- **DIRECTIVE**: Only the number is wanted: how many lines contain the word "text"?

-- begin INPUT ROWS --

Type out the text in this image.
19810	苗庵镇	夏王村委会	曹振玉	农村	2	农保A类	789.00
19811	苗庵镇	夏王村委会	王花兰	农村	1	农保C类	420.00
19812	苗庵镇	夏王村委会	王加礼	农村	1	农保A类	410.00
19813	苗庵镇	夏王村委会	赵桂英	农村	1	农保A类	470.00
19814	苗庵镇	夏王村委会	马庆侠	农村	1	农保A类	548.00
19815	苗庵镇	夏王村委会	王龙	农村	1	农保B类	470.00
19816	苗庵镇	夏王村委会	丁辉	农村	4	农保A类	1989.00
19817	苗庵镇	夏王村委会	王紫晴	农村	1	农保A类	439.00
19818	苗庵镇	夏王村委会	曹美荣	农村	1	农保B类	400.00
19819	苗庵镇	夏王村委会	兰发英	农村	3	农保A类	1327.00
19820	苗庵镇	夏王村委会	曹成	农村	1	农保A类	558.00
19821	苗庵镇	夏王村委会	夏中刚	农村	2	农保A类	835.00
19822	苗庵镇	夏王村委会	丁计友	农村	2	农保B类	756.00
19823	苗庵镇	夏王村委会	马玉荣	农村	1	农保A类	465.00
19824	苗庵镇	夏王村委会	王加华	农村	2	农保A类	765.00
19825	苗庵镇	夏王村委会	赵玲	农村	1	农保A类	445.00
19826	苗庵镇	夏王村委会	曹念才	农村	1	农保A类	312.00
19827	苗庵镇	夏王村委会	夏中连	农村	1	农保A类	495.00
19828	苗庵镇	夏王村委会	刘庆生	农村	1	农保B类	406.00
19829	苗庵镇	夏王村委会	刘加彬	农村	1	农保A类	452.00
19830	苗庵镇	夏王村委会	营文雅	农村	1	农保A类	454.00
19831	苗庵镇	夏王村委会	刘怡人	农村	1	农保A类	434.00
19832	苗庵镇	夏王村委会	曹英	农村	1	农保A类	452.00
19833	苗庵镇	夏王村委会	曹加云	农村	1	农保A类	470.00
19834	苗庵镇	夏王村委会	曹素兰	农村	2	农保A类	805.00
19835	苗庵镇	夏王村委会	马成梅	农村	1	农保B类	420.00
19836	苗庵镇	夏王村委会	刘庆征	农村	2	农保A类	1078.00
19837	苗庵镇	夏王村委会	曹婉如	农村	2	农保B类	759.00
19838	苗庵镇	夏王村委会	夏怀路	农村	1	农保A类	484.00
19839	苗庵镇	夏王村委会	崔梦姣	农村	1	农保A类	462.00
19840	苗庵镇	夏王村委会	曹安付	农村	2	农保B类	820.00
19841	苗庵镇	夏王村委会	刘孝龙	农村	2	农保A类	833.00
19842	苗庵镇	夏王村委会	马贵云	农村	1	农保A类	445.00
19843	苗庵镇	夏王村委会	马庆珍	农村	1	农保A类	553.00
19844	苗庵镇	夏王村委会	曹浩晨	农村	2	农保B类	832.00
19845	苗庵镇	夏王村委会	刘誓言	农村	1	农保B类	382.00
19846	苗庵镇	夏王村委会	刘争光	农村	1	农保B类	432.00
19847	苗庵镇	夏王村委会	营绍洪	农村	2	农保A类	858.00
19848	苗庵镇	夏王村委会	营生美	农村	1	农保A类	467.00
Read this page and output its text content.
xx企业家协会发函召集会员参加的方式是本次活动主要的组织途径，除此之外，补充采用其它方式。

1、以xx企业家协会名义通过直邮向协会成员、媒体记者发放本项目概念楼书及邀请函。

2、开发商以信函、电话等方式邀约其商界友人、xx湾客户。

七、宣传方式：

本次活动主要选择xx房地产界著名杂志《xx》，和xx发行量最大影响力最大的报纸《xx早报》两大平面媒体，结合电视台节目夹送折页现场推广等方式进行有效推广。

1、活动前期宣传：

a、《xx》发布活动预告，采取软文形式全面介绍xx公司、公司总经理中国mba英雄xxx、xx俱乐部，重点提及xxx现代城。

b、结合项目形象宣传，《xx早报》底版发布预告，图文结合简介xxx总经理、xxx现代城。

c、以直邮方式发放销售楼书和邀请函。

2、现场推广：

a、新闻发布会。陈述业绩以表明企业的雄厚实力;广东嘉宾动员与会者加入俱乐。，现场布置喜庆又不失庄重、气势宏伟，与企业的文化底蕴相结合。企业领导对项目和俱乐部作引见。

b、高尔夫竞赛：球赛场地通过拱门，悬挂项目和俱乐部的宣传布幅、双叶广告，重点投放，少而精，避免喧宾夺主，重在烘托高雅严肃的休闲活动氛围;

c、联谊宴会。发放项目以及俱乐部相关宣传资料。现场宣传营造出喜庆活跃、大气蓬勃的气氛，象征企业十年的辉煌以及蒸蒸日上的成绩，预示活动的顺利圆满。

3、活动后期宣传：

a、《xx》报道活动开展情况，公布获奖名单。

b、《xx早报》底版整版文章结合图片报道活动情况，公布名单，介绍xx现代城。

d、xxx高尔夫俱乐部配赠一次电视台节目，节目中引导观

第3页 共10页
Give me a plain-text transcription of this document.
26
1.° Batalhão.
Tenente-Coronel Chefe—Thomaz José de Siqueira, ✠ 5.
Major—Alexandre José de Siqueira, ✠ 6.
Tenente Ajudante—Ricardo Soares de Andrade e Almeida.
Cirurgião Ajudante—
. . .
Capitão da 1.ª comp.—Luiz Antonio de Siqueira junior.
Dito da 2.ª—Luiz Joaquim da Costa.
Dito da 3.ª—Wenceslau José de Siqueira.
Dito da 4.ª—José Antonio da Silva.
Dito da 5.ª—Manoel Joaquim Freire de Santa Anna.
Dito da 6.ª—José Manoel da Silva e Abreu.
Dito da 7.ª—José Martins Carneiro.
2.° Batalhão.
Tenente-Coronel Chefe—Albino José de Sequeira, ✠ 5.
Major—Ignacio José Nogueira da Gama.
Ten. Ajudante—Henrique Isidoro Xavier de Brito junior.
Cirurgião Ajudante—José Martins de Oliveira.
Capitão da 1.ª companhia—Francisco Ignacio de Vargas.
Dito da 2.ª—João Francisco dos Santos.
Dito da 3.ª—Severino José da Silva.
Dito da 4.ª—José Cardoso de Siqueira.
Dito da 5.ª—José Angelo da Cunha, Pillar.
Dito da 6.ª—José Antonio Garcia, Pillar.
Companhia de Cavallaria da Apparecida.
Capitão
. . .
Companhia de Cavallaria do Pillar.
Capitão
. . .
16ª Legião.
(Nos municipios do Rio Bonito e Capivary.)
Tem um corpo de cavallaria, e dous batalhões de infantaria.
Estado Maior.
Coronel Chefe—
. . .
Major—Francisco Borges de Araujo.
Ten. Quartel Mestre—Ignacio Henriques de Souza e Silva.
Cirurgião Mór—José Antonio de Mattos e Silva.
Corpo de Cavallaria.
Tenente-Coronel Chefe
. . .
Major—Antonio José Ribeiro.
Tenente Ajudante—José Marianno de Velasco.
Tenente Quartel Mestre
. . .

-- end INPUT ROWS --

- **SOLUTION FOR THIS PROBLEM**: 3